» **Dataset extract**:
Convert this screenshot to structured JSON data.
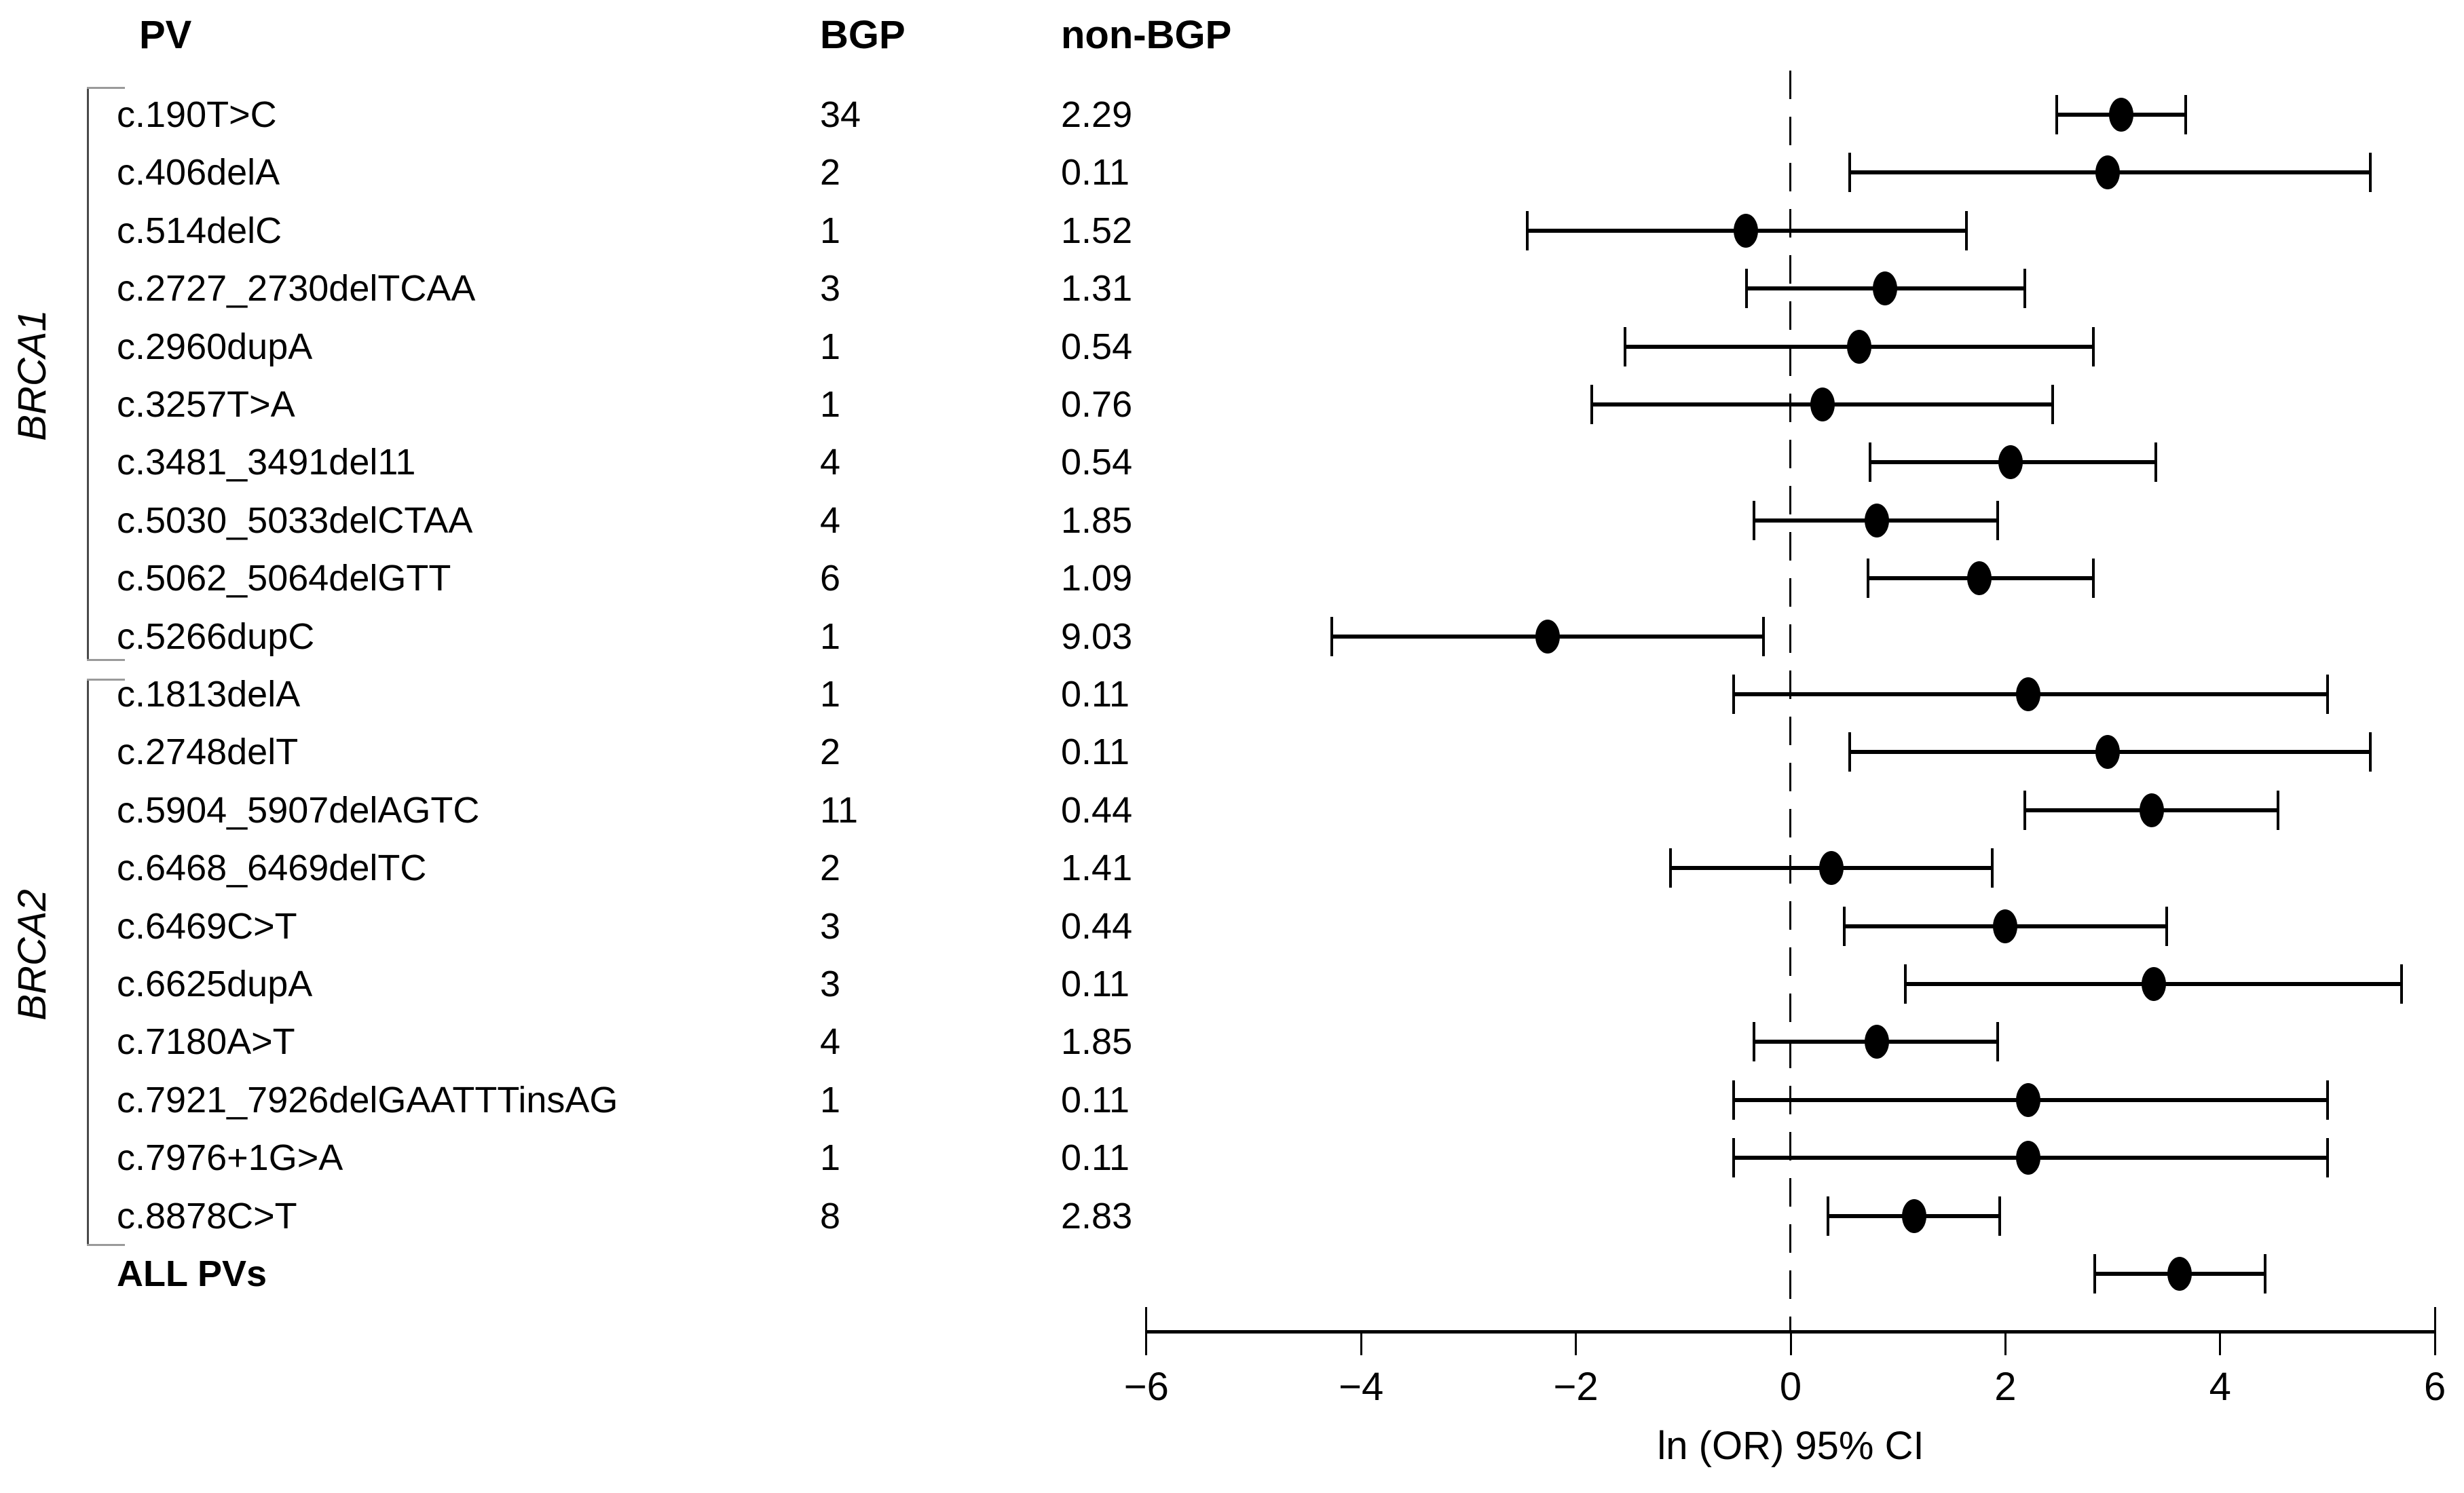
{
  "header": {
    "pv": "PV",
    "bgp": "BGP",
    "non_bgp": "non-BGP"
  },
  "groups": [
    {
      "label": "BRCA1",
      "start": 1,
      "end": 10
    },
    {
      "label": "BRCA2",
      "start": 11,
      "end": 20
    }
  ],
  "colors": {
    "foreground": "#000000",
    "background": "#ffffff",
    "bracket": "#9a9a9a"
  },
  "chart_data": {
    "type": "scatter",
    "subtype": "forest-plot",
    "title": "",
    "xlabel": "ln (OR) 95% CI",
    "xlim": [
      -6,
      6
    ],
    "xticks": [
      -6,
      -4,
      -2,
      0,
      2,
      4,
      6
    ],
    "tick_labels": [
      "−6",
      "−4",
      "−2",
      "0",
      "2",
      "4",
      "6"
    ],
    "reference_line_x": 0,
    "reference_line_style": "dashed",
    "grid": false,
    "marker": "filled-ellipse",
    "points": [
      {
        "label": "c.190T>C",
        "bgp": "34",
        "non_bgp": "2.29",
        "est": 3.08,
        "lo": 2.48,
        "hi": 3.68,
        "bold": false
      },
      {
        "label": "c.406delA",
        "bgp": "2",
        "non_bgp": "0.11",
        "est": 2.95,
        "lo": 0.55,
        "hi": 5.4,
        "bold": false
      },
      {
        "label": "c.514delC",
        "bgp": "1",
        "non_bgp": "1.52",
        "est": -0.42,
        "lo": -2.45,
        "hi": 1.64,
        "bold": false
      },
      {
        "label": "c.2727_2730delTCAA",
        "bgp": "3",
        "non_bgp": "1.31",
        "est": 0.88,
        "lo": -0.41,
        "hi": 2.18,
        "bold": false
      },
      {
        "label": "c.2960dupA",
        "bgp": "1",
        "non_bgp": "0.54",
        "est": 0.64,
        "lo": -1.54,
        "hi": 2.82,
        "bold": false
      },
      {
        "label": "c.3257T>A",
        "bgp": "1",
        "non_bgp": "0.76",
        "est": 0.3,
        "lo": -1.85,
        "hi": 2.44,
        "bold": false
      },
      {
        "label": "c.3481_3491del11",
        "bgp": "4",
        "non_bgp": "0.54",
        "est": 2.05,
        "lo": 0.74,
        "hi": 3.4,
        "bold": false
      },
      {
        "label": "c.5030_5033delCTAA",
        "bgp": "4",
        "non_bgp": "1.85",
        "est": 0.8,
        "lo": -0.34,
        "hi": 1.93,
        "bold": false
      },
      {
        "label": "c.5062_5064delGTT",
        "bgp": "6",
        "non_bgp": "1.09",
        "est": 1.76,
        "lo": 0.72,
        "hi": 2.82,
        "bold": false
      },
      {
        "label": "c.5266dupC",
        "bgp": "1",
        "non_bgp": "9.03",
        "est": -2.26,
        "lo": -4.27,
        "hi": -0.25,
        "bold": false
      },
      {
        "label": "c.1813delA",
        "bgp": "1",
        "non_bgp": "0.11",
        "est": 2.21,
        "lo": -0.53,
        "hi": 5.0,
        "bold": false
      },
      {
        "label": "c.2748delT",
        "bgp": "2",
        "non_bgp": "0.11",
        "est": 2.95,
        "lo": 0.55,
        "hi": 5.4,
        "bold": false
      },
      {
        "label": "c.5904_5907delAGTC",
        "bgp": "11",
        "non_bgp": "0.44",
        "est": 3.36,
        "lo": 2.18,
        "hi": 4.54,
        "bold": false
      },
      {
        "label": "c.6468_6469delTC",
        "bgp": "2",
        "non_bgp": "1.41",
        "est": 0.38,
        "lo": -1.12,
        "hi": 1.88,
        "bold": false
      },
      {
        "label": "c.6469C>T",
        "bgp": "3",
        "non_bgp": "0.44",
        "est": 2.0,
        "lo": 0.5,
        "hi": 3.5,
        "bold": false
      },
      {
        "label": "c.6625dupA",
        "bgp": "3",
        "non_bgp": "0.11",
        "est": 3.38,
        "lo": 1.07,
        "hi": 5.69,
        "bold": false
      },
      {
        "label": "c.7180A>T",
        "bgp": "4",
        "non_bgp": "1.85",
        "est": 0.8,
        "lo": -0.34,
        "hi": 1.93,
        "bold": false
      },
      {
        "label": "c.7921_7926delGAATTTinsAG",
        "bgp": "1",
        "non_bgp": "0.11",
        "est": 2.21,
        "lo": -0.53,
        "hi": 5.0,
        "bold": false
      },
      {
        "label": "c.7976+1G>A",
        "bgp": "1",
        "non_bgp": "0.11",
        "est": 2.21,
        "lo": -0.53,
        "hi": 5.0,
        "bold": false
      },
      {
        "label": "c.8878C>T",
        "bgp": "8",
        "non_bgp": "2.83",
        "est": 1.15,
        "lo": 0.35,
        "hi": 1.95,
        "bold": false
      },
      {
        "label": "ALL PVs",
        "bgp": "",
        "non_bgp": "",
        "est": 3.62,
        "lo": 2.83,
        "hi": 4.42,
        "bold": true
      }
    ]
  }
}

» **What is expected**:
Copy every entry word for word, but omit the pictures.

» **Task response**:
Convert this screenshot to structured JSON data.
{
  "header": {
    "pv": "PV",
    "bgp": "BGP",
    "non_bgp": "non-BGP"
  },
  "groups": [
    {
      "label": "BRCA1",
      "start": 1,
      "end": 10
    },
    {
      "label": "BRCA2",
      "start": 11,
      "end": 20
    }
  ],
  "colors": {
    "foreground": "#000000",
    "background": "#ffffff",
    "bracket": "#9a9a9a"
  },
  "chart_data": {
    "type": "scatter",
    "subtype": "forest-plot",
    "title": "",
    "xlabel": "ln (OR) 95% CI",
    "xlim": [
      -6,
      6
    ],
    "xticks": [
      -6,
      -4,
      -2,
      0,
      2,
      4,
      6
    ],
    "tick_labels": [
      "−6",
      "−4",
      "−2",
      "0",
      "2",
      "4",
      "6"
    ],
    "reference_line_x": 0,
    "reference_line_style": "dashed",
    "grid": false,
    "marker": "filled-ellipse",
    "points": [
      {
        "label": "c.190T>C",
        "bgp": "34",
        "non_bgp": "2.29",
        "est": 3.08,
        "lo": 2.48,
        "hi": 3.68,
        "bold": false
      },
      {
        "label": "c.406delA",
        "bgp": "2",
        "non_bgp": "0.11",
        "est": 2.95,
        "lo": 0.55,
        "hi": 5.4,
        "bold": false
      },
      {
        "label": "c.514delC",
        "bgp": "1",
        "non_bgp": "1.52",
        "est": -0.42,
        "lo": -2.45,
        "hi": 1.64,
        "bold": false
      },
      {
        "label": "c.2727_2730delTCAA",
        "bgp": "3",
        "non_bgp": "1.31",
        "est": 0.88,
        "lo": -0.41,
        "hi": 2.18,
        "bold": false
      },
      {
        "label": "c.2960dupA",
        "bgp": "1",
        "non_bgp": "0.54",
        "est": 0.64,
        "lo": -1.54,
        "hi": 2.82,
        "bold": false
      },
      {
        "label": "c.3257T>A",
        "bgp": "1",
        "non_bgp": "0.76",
        "est": 0.3,
        "lo": -1.85,
        "hi": 2.44,
        "bold": false
      },
      {
        "label": "c.3481_3491del11",
        "bgp": "4",
        "non_bgp": "0.54",
        "est": 2.05,
        "lo": 0.74,
        "hi": 3.4,
        "bold": false
      },
      {
        "label": "c.5030_5033delCTAA",
        "bgp": "4",
        "non_bgp": "1.85",
        "est": 0.8,
        "lo": -0.34,
        "hi": 1.93,
        "bold": false
      },
      {
        "label": "c.5062_5064delGTT",
        "bgp": "6",
        "non_bgp": "1.09",
        "est": 1.76,
        "lo": 0.72,
        "hi": 2.82,
        "bold": false
      },
      {
        "label": "c.5266dupC",
        "bgp": "1",
        "non_bgp": "9.03",
        "est": -2.26,
        "lo": -4.27,
        "hi": -0.25,
        "bold": false
      },
      {
        "label": "c.1813delA",
        "bgp": "1",
        "non_bgp": "0.11",
        "est": 2.21,
        "lo": -0.53,
        "hi": 5.0,
        "bold": false
      },
      {
        "label": "c.2748delT",
        "bgp": "2",
        "non_bgp": "0.11",
        "est": 2.95,
        "lo": 0.55,
        "hi": 5.4,
        "bold": false
      },
      {
        "label": "c.5904_5907delAGTC",
        "bgp": "11",
        "non_bgp": "0.44",
        "est": 3.36,
        "lo": 2.18,
        "hi": 4.54,
        "bold": false
      },
      {
        "label": "c.6468_6469delTC",
        "bgp": "2",
        "non_bgp": "1.41",
        "est": 0.38,
        "lo": -1.12,
        "hi": 1.88,
        "bold": false
      },
      {
        "label": "c.6469C>T",
        "bgp": "3",
        "non_bgp": "0.44",
        "est": 2.0,
        "lo": 0.5,
        "hi": 3.5,
        "bold": false
      },
      {
        "label": "c.6625dupA",
        "bgp": "3",
        "non_bgp": "0.11",
        "est": 3.38,
        "lo": 1.07,
        "hi": 5.69,
        "bold": false
      },
      {
        "label": "c.7180A>T",
        "bgp": "4",
        "non_bgp": "1.85",
        "est": 0.8,
        "lo": -0.34,
        "hi": 1.93,
        "bold": false
      },
      {
        "label": "c.7921_7926delGAATTTinsAG",
        "bgp": "1",
        "non_bgp": "0.11",
        "est": 2.21,
        "lo": -0.53,
        "hi": 5.0,
        "bold": false
      },
      {
        "label": "c.7976+1G>A",
        "bgp": "1",
        "non_bgp": "0.11",
        "est": 2.21,
        "lo": -0.53,
        "hi": 5.0,
        "bold": false
      },
      {
        "label": "c.8878C>T",
        "bgp": "8",
        "non_bgp": "2.83",
        "est": 1.15,
        "lo": 0.35,
        "hi": 1.95,
        "bold": false
      },
      {
        "label": "ALL PVs",
        "bgp": "",
        "non_bgp": "",
        "est": 3.62,
        "lo": 2.83,
        "hi": 4.42,
        "bold": true
      }
    ]
  }
}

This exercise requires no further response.